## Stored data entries

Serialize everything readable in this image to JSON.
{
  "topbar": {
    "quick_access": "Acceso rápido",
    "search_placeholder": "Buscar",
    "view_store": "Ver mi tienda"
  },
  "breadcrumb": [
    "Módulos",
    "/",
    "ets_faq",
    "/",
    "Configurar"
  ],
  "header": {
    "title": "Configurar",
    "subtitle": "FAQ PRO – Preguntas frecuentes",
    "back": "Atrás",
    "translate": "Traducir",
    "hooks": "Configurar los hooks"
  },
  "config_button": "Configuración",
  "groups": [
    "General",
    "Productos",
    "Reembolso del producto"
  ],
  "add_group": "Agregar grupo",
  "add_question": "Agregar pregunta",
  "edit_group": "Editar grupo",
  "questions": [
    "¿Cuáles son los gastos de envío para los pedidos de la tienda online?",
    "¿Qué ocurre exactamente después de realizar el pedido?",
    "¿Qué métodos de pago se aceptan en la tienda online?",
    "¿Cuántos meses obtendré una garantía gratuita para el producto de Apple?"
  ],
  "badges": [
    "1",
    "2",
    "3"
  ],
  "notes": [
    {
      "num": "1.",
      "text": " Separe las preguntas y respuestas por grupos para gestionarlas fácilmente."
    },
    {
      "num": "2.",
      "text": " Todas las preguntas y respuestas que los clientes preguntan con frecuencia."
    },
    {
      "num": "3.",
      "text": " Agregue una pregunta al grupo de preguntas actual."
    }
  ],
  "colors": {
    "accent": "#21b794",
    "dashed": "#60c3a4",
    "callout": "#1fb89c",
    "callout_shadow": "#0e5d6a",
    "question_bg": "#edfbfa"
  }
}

## Exercise instructions
Write down only how many lines in the listing contain the word "respuestas".

## Final answer
2